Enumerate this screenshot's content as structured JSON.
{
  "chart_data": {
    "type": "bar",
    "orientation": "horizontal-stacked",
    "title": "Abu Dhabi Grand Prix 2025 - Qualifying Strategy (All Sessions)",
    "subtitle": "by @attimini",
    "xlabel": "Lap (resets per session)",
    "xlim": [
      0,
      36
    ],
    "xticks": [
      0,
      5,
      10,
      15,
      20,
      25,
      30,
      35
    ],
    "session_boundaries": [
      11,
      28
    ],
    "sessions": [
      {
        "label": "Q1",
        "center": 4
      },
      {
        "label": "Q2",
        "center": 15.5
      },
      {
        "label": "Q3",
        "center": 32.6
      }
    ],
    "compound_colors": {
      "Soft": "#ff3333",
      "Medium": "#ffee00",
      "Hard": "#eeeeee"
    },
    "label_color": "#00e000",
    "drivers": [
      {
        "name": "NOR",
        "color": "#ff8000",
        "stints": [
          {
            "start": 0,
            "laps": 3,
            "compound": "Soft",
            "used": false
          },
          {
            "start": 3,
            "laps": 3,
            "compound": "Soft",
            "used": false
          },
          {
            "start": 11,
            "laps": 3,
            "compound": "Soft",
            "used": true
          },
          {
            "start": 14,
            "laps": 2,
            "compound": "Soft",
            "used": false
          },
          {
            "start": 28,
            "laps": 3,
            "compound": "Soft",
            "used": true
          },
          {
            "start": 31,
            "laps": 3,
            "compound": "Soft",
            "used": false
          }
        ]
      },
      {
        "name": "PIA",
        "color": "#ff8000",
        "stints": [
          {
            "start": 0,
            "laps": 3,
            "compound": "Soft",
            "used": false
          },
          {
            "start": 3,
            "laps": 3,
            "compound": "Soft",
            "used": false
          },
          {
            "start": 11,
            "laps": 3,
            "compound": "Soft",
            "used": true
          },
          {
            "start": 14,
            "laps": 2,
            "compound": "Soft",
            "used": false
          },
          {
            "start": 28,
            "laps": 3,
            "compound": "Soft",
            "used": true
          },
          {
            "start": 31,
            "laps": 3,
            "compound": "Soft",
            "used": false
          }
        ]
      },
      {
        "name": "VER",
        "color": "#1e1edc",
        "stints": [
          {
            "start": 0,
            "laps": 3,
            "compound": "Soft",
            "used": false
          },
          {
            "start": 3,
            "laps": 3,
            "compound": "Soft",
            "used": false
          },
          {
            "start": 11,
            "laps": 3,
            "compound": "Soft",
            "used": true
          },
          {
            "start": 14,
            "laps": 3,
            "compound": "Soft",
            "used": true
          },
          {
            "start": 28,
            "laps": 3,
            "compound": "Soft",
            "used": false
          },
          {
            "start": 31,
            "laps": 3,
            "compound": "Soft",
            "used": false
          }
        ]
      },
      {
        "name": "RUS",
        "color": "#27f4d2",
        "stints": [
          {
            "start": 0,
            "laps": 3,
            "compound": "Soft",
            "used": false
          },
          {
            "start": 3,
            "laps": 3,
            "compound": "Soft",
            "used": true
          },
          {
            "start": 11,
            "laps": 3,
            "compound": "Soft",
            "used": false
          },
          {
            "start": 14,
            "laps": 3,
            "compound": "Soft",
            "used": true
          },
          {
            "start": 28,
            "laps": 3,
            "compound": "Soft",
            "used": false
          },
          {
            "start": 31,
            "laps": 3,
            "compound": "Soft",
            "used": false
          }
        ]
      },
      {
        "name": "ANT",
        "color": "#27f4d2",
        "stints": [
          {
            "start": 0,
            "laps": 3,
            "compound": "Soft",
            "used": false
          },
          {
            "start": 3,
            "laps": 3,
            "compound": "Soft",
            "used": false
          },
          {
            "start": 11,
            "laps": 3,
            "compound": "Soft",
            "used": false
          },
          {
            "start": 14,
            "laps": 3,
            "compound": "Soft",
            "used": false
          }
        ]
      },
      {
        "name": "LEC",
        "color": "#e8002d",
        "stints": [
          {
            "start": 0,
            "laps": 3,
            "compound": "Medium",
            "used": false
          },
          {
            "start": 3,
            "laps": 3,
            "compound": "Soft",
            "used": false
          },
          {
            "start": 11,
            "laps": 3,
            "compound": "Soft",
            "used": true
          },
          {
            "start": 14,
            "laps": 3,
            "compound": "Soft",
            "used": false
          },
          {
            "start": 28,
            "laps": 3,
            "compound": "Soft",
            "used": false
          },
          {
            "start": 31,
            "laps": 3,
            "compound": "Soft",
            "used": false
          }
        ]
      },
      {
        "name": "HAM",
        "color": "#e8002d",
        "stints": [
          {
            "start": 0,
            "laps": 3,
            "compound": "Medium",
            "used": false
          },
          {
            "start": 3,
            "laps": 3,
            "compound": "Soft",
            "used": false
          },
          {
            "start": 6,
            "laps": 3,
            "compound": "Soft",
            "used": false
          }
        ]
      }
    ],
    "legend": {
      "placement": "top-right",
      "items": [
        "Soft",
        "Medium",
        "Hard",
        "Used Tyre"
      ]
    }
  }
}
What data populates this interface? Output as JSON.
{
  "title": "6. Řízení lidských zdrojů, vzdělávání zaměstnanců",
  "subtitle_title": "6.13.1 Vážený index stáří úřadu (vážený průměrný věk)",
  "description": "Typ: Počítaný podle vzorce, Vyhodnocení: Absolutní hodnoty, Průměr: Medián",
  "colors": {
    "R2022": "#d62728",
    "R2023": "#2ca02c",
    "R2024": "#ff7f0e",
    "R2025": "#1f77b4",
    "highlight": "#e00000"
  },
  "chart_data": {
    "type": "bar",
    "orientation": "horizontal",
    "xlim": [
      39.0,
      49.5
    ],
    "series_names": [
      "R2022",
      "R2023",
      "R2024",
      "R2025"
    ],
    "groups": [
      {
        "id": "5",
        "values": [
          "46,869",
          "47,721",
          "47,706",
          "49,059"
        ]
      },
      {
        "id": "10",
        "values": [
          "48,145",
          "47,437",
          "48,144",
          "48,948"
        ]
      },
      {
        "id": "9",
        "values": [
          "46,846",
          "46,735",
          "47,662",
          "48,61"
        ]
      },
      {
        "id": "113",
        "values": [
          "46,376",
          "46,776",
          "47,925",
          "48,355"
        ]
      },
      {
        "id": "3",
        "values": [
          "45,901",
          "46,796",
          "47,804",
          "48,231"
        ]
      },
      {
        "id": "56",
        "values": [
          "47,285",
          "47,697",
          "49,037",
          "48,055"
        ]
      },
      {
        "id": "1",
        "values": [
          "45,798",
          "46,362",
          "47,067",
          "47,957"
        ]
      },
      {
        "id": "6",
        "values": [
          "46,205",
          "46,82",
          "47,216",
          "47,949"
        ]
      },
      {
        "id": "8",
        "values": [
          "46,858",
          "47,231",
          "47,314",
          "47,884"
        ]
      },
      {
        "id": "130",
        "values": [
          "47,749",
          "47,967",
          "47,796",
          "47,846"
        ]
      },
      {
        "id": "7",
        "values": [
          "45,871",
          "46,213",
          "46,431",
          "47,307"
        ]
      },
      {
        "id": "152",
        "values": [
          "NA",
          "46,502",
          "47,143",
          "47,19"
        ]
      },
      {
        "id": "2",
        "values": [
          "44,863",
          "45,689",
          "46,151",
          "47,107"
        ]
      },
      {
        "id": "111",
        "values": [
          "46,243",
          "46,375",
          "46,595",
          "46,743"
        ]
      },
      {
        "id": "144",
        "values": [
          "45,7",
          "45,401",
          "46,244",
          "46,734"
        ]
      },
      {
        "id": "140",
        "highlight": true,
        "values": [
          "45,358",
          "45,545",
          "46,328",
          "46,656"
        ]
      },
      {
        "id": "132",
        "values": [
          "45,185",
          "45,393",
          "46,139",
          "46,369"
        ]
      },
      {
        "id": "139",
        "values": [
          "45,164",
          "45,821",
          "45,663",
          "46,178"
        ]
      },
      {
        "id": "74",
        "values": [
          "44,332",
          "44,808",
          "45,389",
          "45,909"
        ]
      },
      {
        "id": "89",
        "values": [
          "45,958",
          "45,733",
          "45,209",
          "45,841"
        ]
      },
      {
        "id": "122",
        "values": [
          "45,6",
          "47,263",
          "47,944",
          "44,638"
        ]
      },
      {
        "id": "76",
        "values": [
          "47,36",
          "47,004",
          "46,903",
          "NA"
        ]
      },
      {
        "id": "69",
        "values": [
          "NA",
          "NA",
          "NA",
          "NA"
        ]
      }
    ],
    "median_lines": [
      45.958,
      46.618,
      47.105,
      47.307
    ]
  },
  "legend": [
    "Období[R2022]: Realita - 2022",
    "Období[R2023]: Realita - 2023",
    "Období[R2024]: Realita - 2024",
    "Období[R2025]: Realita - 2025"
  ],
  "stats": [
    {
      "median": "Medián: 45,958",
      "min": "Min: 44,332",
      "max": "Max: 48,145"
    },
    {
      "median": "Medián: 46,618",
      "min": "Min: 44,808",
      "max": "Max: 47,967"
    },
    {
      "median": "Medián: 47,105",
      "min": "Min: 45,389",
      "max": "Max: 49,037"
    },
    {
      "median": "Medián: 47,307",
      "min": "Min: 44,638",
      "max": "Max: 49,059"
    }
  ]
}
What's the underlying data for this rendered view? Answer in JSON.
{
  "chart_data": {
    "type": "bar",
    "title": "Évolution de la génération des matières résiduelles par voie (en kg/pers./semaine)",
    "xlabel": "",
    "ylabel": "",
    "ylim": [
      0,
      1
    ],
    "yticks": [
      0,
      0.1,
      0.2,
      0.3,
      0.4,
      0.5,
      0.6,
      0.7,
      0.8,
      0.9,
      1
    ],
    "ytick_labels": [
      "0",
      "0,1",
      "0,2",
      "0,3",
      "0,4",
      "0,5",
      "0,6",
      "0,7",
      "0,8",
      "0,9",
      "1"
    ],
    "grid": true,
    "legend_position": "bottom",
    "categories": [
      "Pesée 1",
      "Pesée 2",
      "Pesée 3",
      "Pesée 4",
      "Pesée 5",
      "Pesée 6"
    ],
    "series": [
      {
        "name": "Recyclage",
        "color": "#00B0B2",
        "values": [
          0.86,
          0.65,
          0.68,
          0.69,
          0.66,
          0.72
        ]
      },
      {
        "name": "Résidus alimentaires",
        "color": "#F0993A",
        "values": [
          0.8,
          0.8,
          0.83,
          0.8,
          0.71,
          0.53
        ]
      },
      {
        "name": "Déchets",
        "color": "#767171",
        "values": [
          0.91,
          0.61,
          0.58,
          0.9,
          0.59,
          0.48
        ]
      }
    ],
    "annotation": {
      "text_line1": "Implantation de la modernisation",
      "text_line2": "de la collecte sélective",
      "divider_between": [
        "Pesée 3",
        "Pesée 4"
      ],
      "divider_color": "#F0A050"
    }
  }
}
___
* [Exercise]:
In the lines above, locate the string "Realita". Copy every line where it occurs.

* [Result for this exercise]:
    "Období[R2022]: Realita - 2022",
    "Období[R2023]: Realita - 2023",
    "Období[R2024]: Realita - 2024",
    "Období[R2025]: Realita - 2025"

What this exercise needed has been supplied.